***** Supplied records *****

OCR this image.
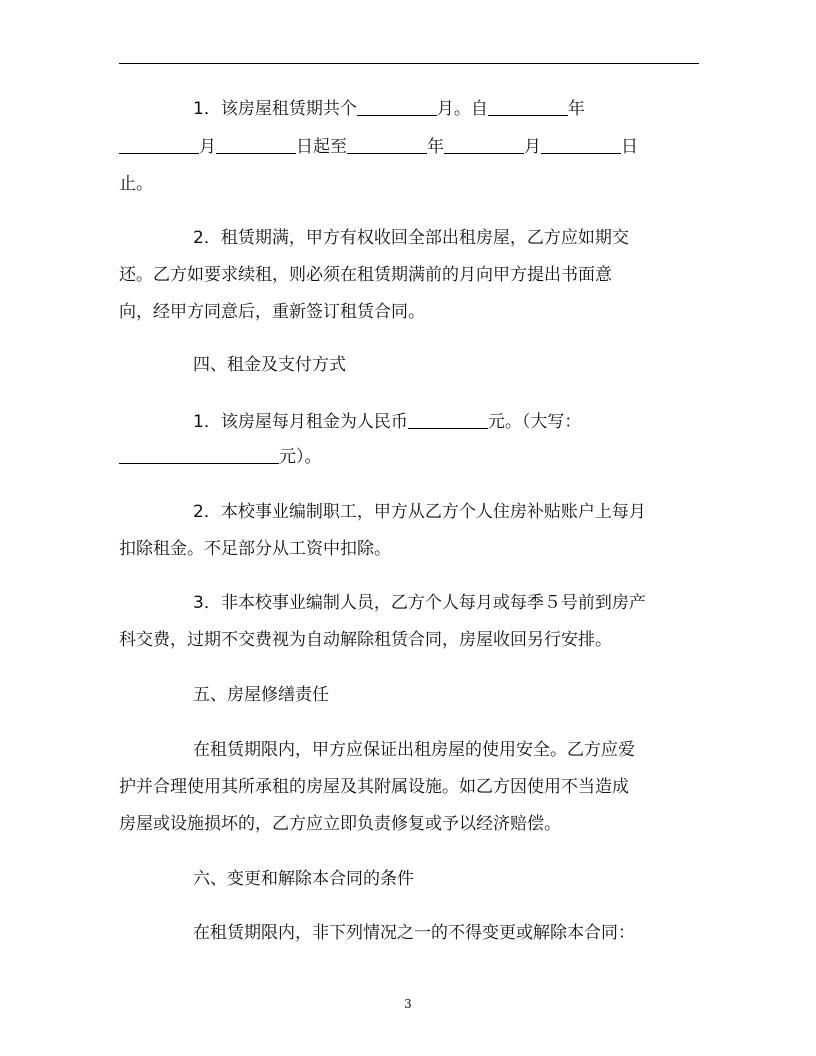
1．该房屋租赁期共个	月。自	年
月	日起至	年	月	日
止。
2．租赁期满，甲方有权收回全部出租房屋，乙方应如期交
还。乙方如要求续租，则必须在租赁期满前的月向甲方提出书面意
向，经甲方同意后，重新签订租赁合同。
四、租金及支付方式
1．该房屋每月租金为人民币	元。（大写：
元）。
2．本校事业编制职工，甲方从乙方个人住房补贴账户上每月
扣除租金。不足部分从工资中扣除。
3．非本校事业编制人员，乙方个人每月或每季５号前到房产
科交费，过期不交费视为自动解除租赁合同，房屋收回另行安排。
五、房屋修缮责任
在租赁期限内，甲方应保证出租房屋的使用安全。乙方应爱
护并合理使用其所承租的房屋及其附属设施。如乙方因使用不当造成
房屋或设施损坏的，乙方应立即负责修复或予以经济赔偿。
六、变更和解除本合同的条件
在租赁期限内，非下列情况之一的不得变更或解除本合同：
3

*****

■ **Exercise**
Copy the listing exactly. Any image in it stays out of the copy.

■ **Exercise result**
OCR this image.
1．该房屋租赁期共个	月。自	年
月	日起至	年	月	日
止。
2．租赁期满，甲方有权收回全部出租房屋，乙方应如期交
还。乙方如要求续租，则必须在租赁期满前的月向甲方提出书面意
向，经甲方同意后，重新签订租赁合同。
四、租金及支付方式
1．该房屋每月租金为人民币	元。（大写：
元）。
2．本校事业编制职工，甲方从乙方个人住房补贴账户上每月
扣除租金。不足部分从工资中扣除。
3．非本校事业编制人员，乙方个人每月或每季５号前到房产
科交费，过期不交费视为自动解除租赁合同，房屋收回另行安排。
五、房屋修缮责任
在租赁期限内，甲方应保证出租房屋的使用安全。乙方应爱
护并合理使用其所承租的房屋及其附属设施。如乙方因使用不当造成
房屋或设施损坏的，乙方应立即负责修复或予以经济赔偿。
六、变更和解除本合同的条件
在租赁期限内，非下列情况之一的不得变更或解除本合同：
3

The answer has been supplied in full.